┌─ Source data

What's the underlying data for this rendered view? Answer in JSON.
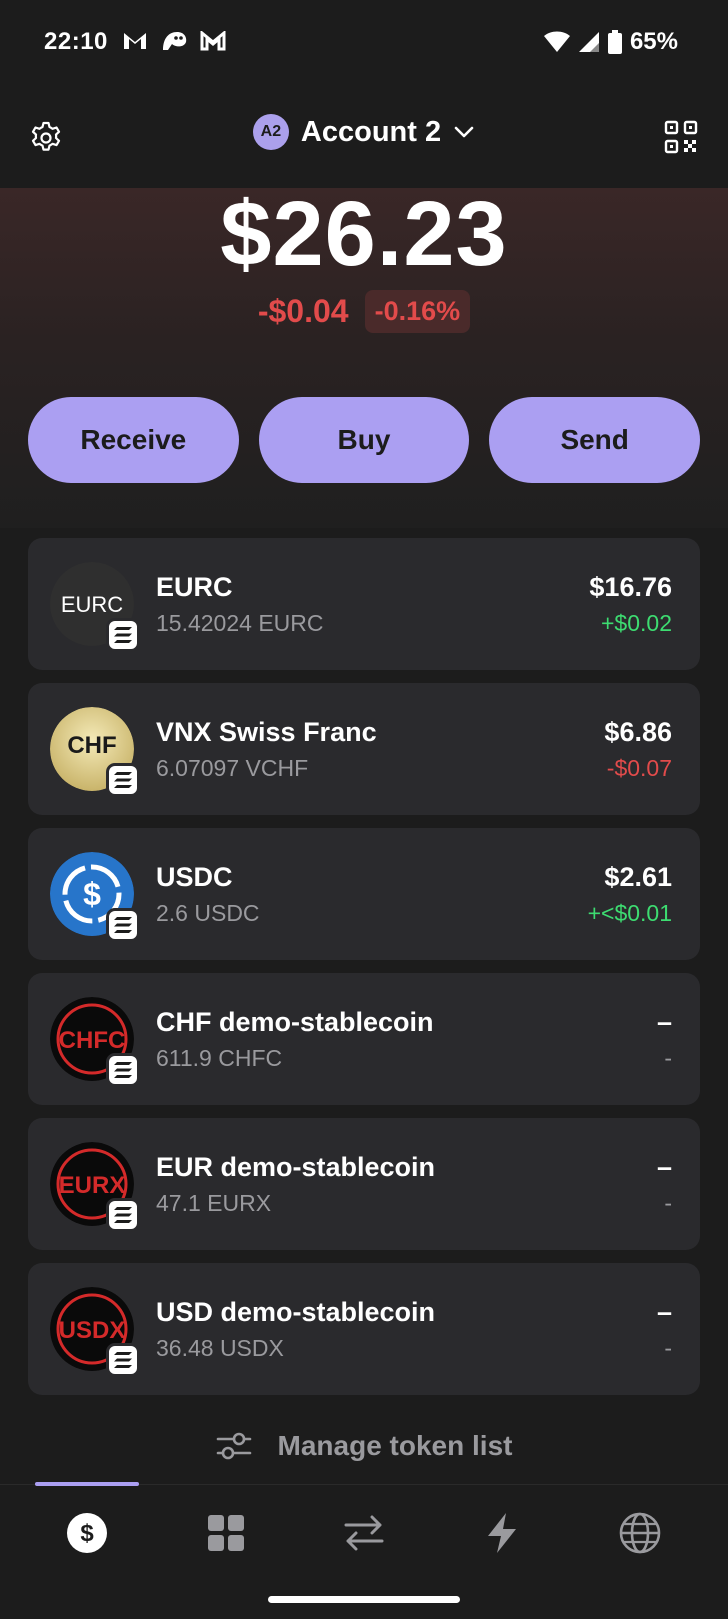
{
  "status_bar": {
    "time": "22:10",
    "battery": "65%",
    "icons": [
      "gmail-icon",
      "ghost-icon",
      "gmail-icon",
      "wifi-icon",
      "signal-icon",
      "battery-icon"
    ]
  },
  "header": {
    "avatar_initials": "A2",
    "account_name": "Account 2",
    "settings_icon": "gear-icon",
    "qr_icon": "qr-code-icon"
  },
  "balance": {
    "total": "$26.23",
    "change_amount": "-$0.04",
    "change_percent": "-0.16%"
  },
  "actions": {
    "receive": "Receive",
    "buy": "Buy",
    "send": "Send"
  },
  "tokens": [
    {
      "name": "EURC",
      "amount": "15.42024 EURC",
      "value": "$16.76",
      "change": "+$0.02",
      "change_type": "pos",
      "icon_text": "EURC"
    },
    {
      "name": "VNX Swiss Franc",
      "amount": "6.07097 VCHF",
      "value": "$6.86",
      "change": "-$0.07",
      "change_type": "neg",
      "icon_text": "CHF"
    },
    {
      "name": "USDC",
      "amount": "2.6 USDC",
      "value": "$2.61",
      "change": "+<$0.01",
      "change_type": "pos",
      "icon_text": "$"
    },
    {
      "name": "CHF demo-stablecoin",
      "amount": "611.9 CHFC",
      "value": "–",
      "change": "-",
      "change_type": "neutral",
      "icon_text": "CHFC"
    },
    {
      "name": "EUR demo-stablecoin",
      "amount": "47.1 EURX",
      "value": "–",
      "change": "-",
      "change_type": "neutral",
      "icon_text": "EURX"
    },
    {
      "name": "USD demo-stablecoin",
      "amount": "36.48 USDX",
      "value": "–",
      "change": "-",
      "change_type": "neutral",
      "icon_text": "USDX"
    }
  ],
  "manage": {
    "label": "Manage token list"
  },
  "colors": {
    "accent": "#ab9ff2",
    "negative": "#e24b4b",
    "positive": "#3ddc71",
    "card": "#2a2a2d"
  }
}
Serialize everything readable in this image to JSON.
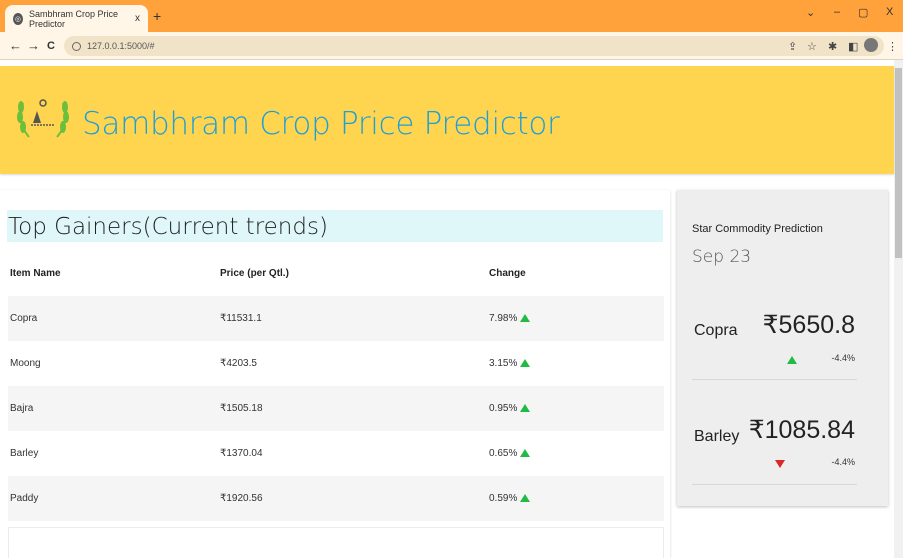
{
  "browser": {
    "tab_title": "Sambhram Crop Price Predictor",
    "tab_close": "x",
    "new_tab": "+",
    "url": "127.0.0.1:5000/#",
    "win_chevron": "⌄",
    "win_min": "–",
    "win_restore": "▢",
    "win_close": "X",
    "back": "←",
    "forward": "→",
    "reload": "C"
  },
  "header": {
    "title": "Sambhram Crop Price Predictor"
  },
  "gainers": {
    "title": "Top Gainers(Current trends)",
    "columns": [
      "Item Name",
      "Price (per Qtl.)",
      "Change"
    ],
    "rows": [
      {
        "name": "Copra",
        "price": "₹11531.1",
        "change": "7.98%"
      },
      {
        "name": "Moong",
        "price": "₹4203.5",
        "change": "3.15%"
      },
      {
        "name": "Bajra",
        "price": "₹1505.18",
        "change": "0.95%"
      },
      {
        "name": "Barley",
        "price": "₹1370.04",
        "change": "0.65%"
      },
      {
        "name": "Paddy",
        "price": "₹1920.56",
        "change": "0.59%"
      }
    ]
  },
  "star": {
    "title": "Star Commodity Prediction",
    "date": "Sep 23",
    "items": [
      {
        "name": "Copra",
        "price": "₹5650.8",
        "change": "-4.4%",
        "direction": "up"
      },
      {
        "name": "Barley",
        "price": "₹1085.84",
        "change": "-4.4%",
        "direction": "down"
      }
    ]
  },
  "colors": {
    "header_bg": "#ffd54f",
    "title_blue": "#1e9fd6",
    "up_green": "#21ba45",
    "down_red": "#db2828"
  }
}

└─
┌─ Source data

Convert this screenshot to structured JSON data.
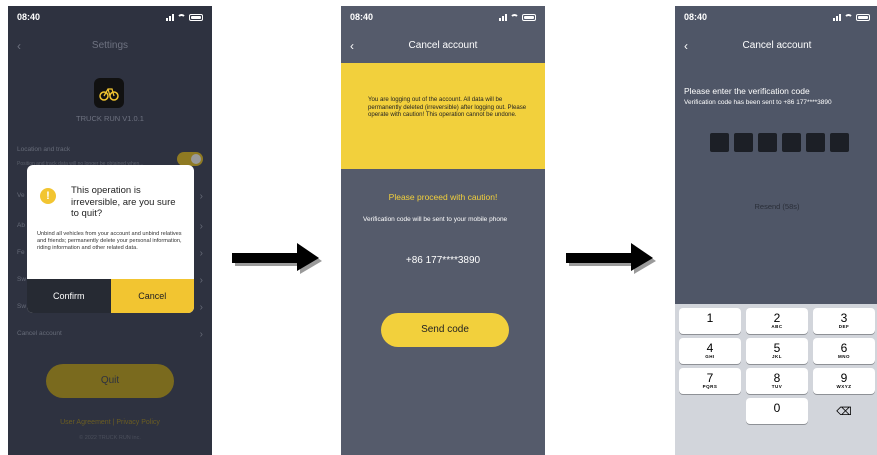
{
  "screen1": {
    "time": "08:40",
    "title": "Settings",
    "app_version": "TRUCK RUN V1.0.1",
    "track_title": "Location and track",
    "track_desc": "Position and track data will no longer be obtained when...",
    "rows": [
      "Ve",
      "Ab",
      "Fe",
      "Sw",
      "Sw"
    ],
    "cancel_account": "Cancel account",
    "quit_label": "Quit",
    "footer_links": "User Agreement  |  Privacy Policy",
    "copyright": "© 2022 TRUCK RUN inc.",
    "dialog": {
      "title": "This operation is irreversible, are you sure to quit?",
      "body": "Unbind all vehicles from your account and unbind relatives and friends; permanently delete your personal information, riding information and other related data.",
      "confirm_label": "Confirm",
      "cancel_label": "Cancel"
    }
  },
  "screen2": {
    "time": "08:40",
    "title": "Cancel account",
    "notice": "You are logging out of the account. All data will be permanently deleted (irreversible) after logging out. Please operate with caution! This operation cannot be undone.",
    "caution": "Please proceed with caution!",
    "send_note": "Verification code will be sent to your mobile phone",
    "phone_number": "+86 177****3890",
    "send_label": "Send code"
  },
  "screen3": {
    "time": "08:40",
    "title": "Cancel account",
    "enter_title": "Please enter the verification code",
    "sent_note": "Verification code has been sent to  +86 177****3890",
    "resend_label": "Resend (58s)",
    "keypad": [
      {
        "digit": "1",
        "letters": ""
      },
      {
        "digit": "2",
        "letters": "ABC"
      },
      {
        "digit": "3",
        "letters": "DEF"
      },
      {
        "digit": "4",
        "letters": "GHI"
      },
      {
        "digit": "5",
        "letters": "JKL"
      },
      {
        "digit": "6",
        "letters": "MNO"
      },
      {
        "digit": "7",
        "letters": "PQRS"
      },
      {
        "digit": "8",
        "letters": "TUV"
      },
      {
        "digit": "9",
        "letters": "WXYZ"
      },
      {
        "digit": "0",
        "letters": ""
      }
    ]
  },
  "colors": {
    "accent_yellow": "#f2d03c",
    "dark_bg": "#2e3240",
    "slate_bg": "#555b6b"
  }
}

└─

Exercise instructions: From the data, collect all lines where the string "Crop" appears.

Task response:
    "tab_title": "Sambhram Crop Price Predictor",
    "title": "Sambhram Crop Price Predictor"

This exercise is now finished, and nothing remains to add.